**** DATA PROVIDED ****
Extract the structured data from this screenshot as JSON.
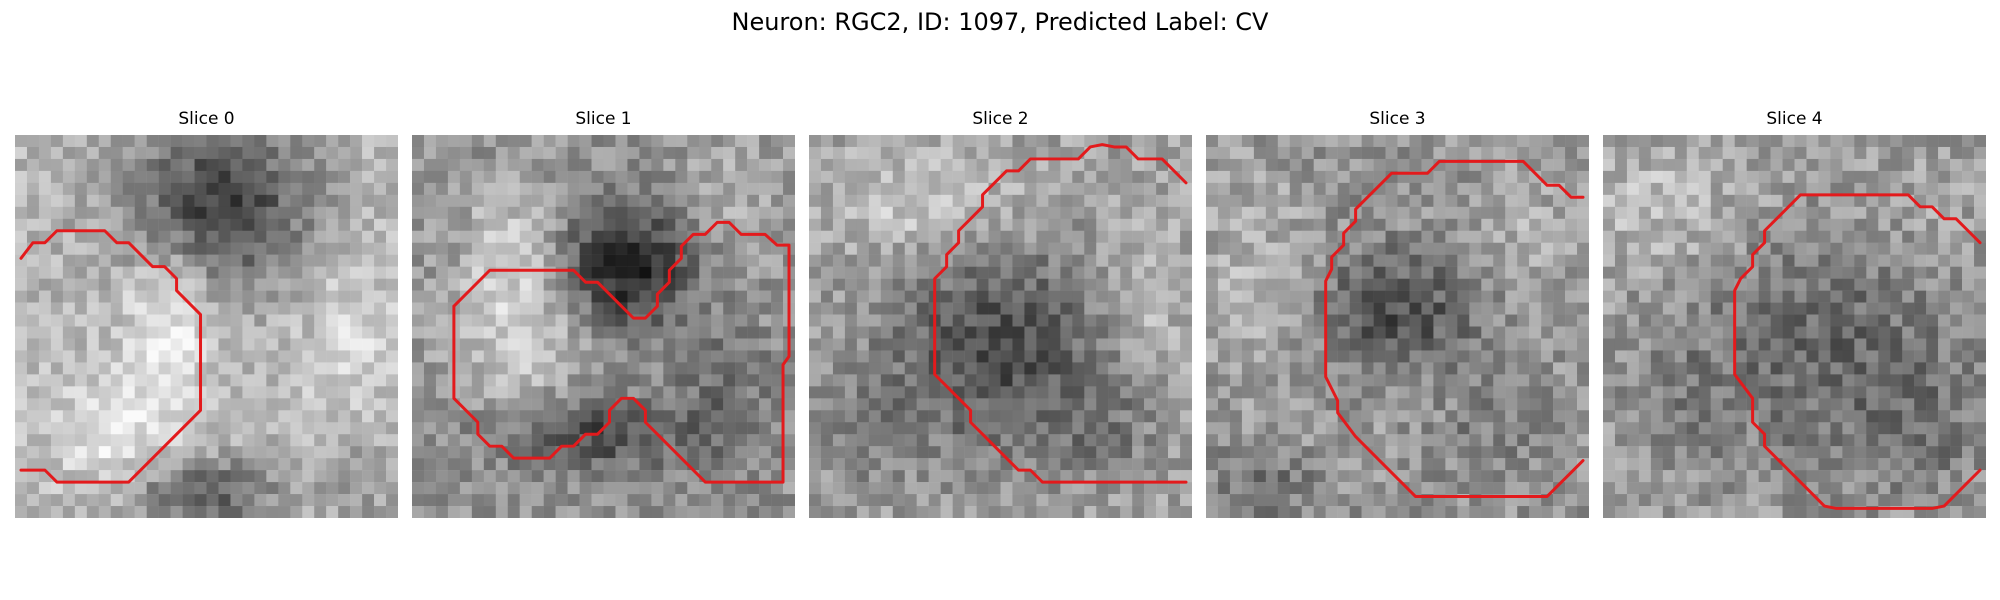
{
  "figure": {
    "title": "Neuron: RGC2, ID: 1097, Predicted Label: CV"
  },
  "colors": {
    "contour": "#e31a1c",
    "background": "#ffffff"
  },
  "slices": [
    {
      "title": "Slice 0"
    },
    {
      "title": "Slice 1"
    },
    {
      "title": "Slice 2"
    },
    {
      "title": "Slice 3"
    },
    {
      "title": "Slice 4"
    }
  ]
}
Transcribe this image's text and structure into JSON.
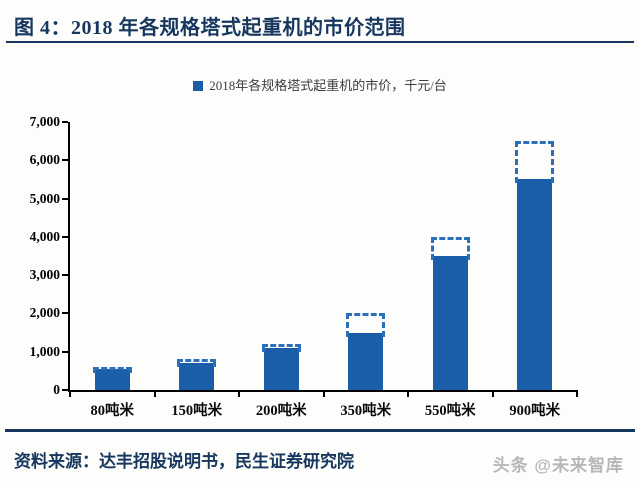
{
  "figure": {
    "title": "图 4：2018 年各规格塔式起重机的市价范围",
    "source": "资料来源：达丰招股说明书，民生证券研究院",
    "watermark": "头条 @未来智库"
  },
  "colors": {
    "navy": "#17375e",
    "bar_fill": "#1a5da8",
    "bar_dash_outline": "#2b6fb8",
    "axis_black": "#000000",
    "legend_text": "#3d3d3d",
    "watermark_gray": "#b7b7b7"
  },
  "chart_data": {
    "type": "bar",
    "legend_label": "2018年各规格塔式起重机的市价，千元/台",
    "unit": "千元/台",
    "categories": [
      "80吨米",
      "150吨米",
      "200吨米",
      "350吨米",
      "550吨米",
      "900吨米"
    ],
    "series": [
      {
        "name": "solid-bar-price-min",
        "values": [
          550,
          700,
          1100,
          1500,
          3500,
          5500
        ]
      },
      {
        "name": "dashed-box-price-max",
        "values": [
          600,
          800,
          1200,
          2000,
          4000,
          6500
        ]
      }
    ],
    "ylim": [
      0,
      7000
    ],
    "y_ticks": [
      "0",
      "1,000",
      "2,000",
      "3,000",
      "4,000",
      "5,000",
      "6,000",
      "7,000"
    ],
    "grid": false,
    "legend_position": "top"
  }
}
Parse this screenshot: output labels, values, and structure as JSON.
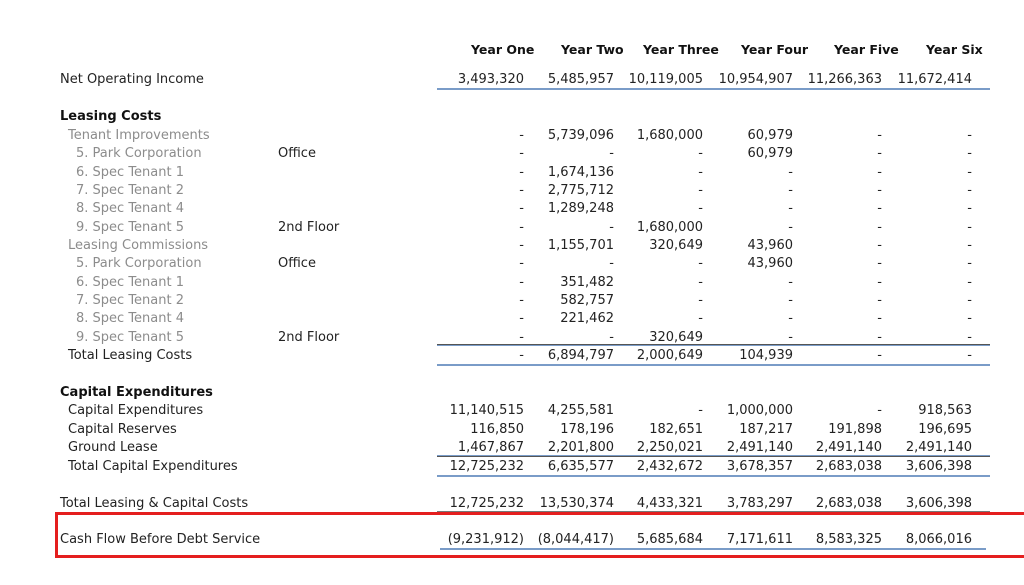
{
  "columns": [
    "Year One",
    "Year Two",
    "Year Three",
    "Year Four",
    "Year Five",
    "Year Six"
  ],
  "rows": [
    {
      "label": "Net Operating Income",
      "sub": "",
      "values": [
        "3,493,320",
        "5,485,957",
        "10,119,005",
        "10,954,907",
        "11,266,363",
        "11,672,414"
      ]
    },
    {
      "label": "Leasing Costs",
      "sub": "",
      "values": [
        "",
        "",
        "",
        "",
        "",
        ""
      ]
    },
    {
      "label": "Tenant Improvements",
      "sub": "",
      "values": [
        "-",
        "5,739,096",
        "1,680,000",
        "60,979",
        "-",
        "-"
      ]
    },
    {
      "label": "5. Park Corporation",
      "sub": "Office",
      "values": [
        "-",
        "-",
        "-",
        "60,979",
        "-",
        "-"
      ]
    },
    {
      "label": "6. Spec Tenant 1",
      "sub": "",
      "values": [
        "-",
        "1,674,136",
        "-",
        "-",
        "-",
        "-"
      ]
    },
    {
      "label": "7. Spec Tenant 2",
      "sub": "",
      "values": [
        "-",
        "2,775,712",
        "-",
        "-",
        "-",
        "-"
      ]
    },
    {
      "label": "8. Spec Tenant 4",
      "sub": "",
      "values": [
        "-",
        "1,289,248",
        "-",
        "-",
        "-",
        "-"
      ]
    },
    {
      "label": "9. Spec Tenant 5",
      "sub": "2nd Floor",
      "values": [
        "-",
        "-",
        "1,680,000",
        "-",
        "-",
        "-"
      ]
    },
    {
      "label": "Leasing Commissions",
      "sub": "",
      "values": [
        "-",
        "1,155,701",
        "320,649",
        "43,960",
        "-",
        "-"
      ]
    },
    {
      "label": "5. Park Corporation",
      "sub": "Office",
      "values": [
        "-",
        "-",
        "-",
        "43,960",
        "-",
        "-"
      ]
    },
    {
      "label": "6. Spec Tenant 1",
      "sub": "",
      "values": [
        "-",
        "351,482",
        "-",
        "-",
        "-",
        "-"
      ]
    },
    {
      "label": "7. Spec Tenant 2",
      "sub": "",
      "values": [
        "-",
        "582,757",
        "-",
        "-",
        "-",
        "-"
      ]
    },
    {
      "label": "8. Spec Tenant 4",
      "sub": "",
      "values": [
        "-",
        "221,462",
        "-",
        "-",
        "-",
        "-"
      ]
    },
    {
      "label": "9. Spec Tenant 5",
      "sub": "2nd Floor",
      "values": [
        "-",
        "-",
        "320,649",
        "-",
        "-",
        "-"
      ]
    },
    {
      "label": "Total Leasing Costs",
      "sub": "",
      "values": [
        "-",
        "6,894,797",
        "2,000,649",
        "104,939",
        "-",
        "-"
      ]
    },
    {
      "label": "Capital Expenditures",
      "sub": "",
      "values": [
        "",
        "",
        "",
        "",
        "",
        ""
      ]
    },
    {
      "label": "Capital Expenditures",
      "sub": "",
      "values": [
        "11,140,515",
        "4,255,581",
        "-",
        "1,000,000",
        "-",
        "918,563"
      ]
    },
    {
      "label": "Capital Reserves",
      "sub": "",
      "values": [
        "116,850",
        "178,196",
        "182,651",
        "187,217",
        "191,898",
        "196,695"
      ]
    },
    {
      "label": "Ground Lease",
      "sub": "",
      "values": [
        "1,467,867",
        "2,201,800",
        "2,250,021",
        "2,491,140",
        "2,491,140",
        "2,491,140"
      ]
    },
    {
      "label": "Total Capital Expenditures",
      "sub": "",
      "values": [
        "12,725,232",
        "6,635,577",
        "2,432,672",
        "3,678,357",
        "2,683,038",
        "3,606,398"
      ]
    },
    {
      "label": "Total Leasing & Capital Costs",
      "sub": "",
      "values": [
        "12,725,232",
        "13,530,374",
        "4,433,321",
        "3,783,297",
        "2,683,038",
        "3,606,398"
      ]
    },
    {
      "label": "Cash Flow Before Debt Service",
      "sub": "",
      "values": [
        "(9,231,912)",
        "(8,044,417)",
        "5,685,684",
        "7,171,611",
        "8,583,325",
        "8,066,016"
      ]
    }
  ]
}
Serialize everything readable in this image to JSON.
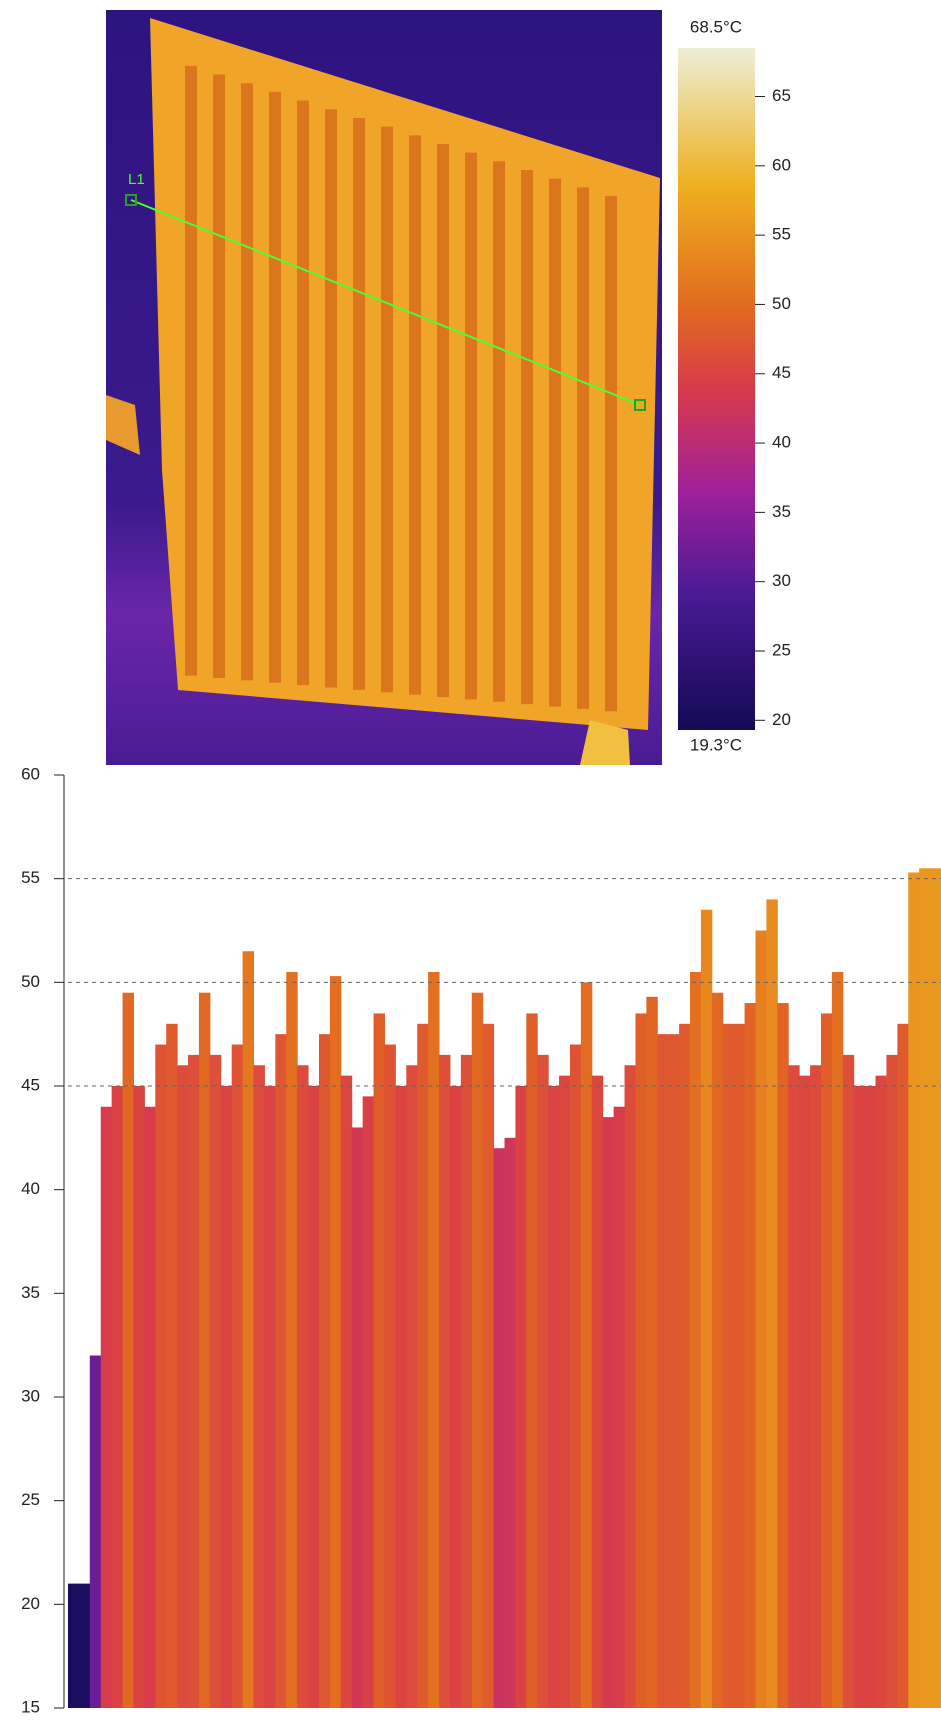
{
  "thermal_image": {
    "line_label": "L1"
  },
  "colorbar": {
    "min": 19.3,
    "max": 68.5,
    "min_label": "19.3°C",
    "max_label": "68.5°C",
    "ticks": [
      20,
      25,
      30,
      35,
      40,
      45,
      50,
      55,
      60,
      65
    ]
  },
  "chart_data": {
    "type": "area",
    "values": [
      21,
      21,
      32,
      44,
      45,
      49.5,
      45,
      44,
      47,
      48,
      46,
      46.5,
      49.5,
      46.5,
      45,
      47,
      51.5,
      46,
      45,
      47.5,
      50.5,
      46,
      45,
      47.5,
      50.3,
      45.5,
      43,
      44.5,
      48.5,
      47,
      45,
      46,
      48,
      50.5,
      46.5,
      45,
      46.5,
      49.5,
      48,
      42,
      42.5,
      45,
      48.5,
      46.5,
      45,
      45.5,
      47,
      50,
      45.5,
      43.5,
      44,
      46,
      48.5,
      49.3,
      47.5,
      47.5,
      48,
      50.5,
      53.5,
      49.5,
      48,
      48,
      49,
      52.5,
      54,
      49,
      46,
      45.5,
      46,
      48.5,
      50.5,
      46.5,
      45,
      45,
      45.5,
      46.5,
      48,
      55.3,
      55.5,
      55.5
    ],
    "ylim": [
      15,
      60
    ],
    "yticks": [
      15,
      20,
      25,
      30,
      35,
      40,
      45,
      50,
      55,
      60
    ],
    "grid_at": [
      45,
      50,
      55
    ]
  }
}
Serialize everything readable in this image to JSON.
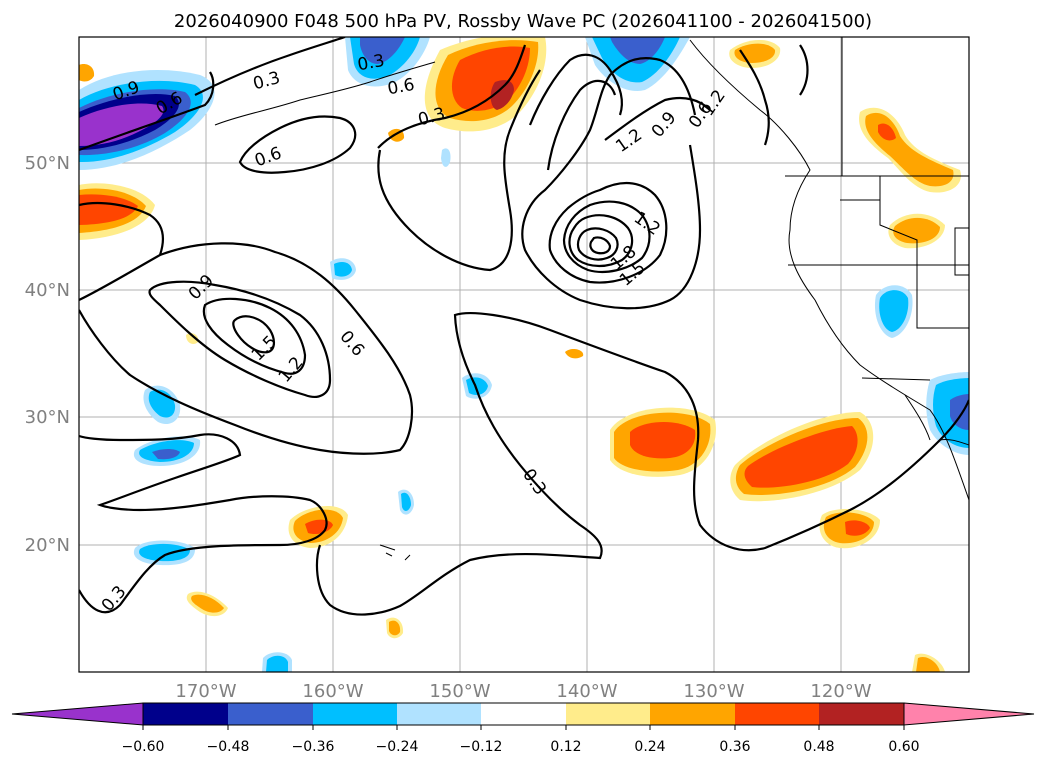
{
  "title": "2026040900 F048 500 hPa PV, Rossby Wave PC (2026041100 - 2026041500)",
  "lon_ticks": [
    "170°W",
    "160°W",
    "150°W",
    "140°W",
    "130°W",
    "120°W"
  ],
  "lat_ticks": [
    "50°N",
    "40°N",
    "30°N",
    "20°N"
  ],
  "contour_labels": [
    "0.9",
    "0.6",
    "0.3",
    "0.6",
    "0.3",
    "0.6",
    "0.3",
    "1.2",
    "0.9",
    "0.6",
    "1.2",
    "1.2",
    "1.8",
    "1.5",
    "0.9",
    "1.5",
    "1.2",
    "0.6",
    "0.3",
    "0.3"
  ],
  "colorbar": {
    "tick_labels": [
      "−0.60",
      "−0.48",
      "−0.36",
      "−0.24",
      "−0.12",
      "0.12",
      "0.24",
      "0.36",
      "0.48",
      "0.60"
    ],
    "colors": [
      "#9932cc",
      "#00008b",
      "#3a5fcd",
      "#00bfff",
      "#b0e2ff",
      "#ffffff",
      "#ffec8b",
      "#ffa500",
      "#ff4500",
      "#b22222",
      "#ff82ab"
    ]
  }
}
****
**STATED TASK**
Only the count is wanted: report how many lines of the material above hold the word "Capital".

**EXERCISE RESPONSE**
5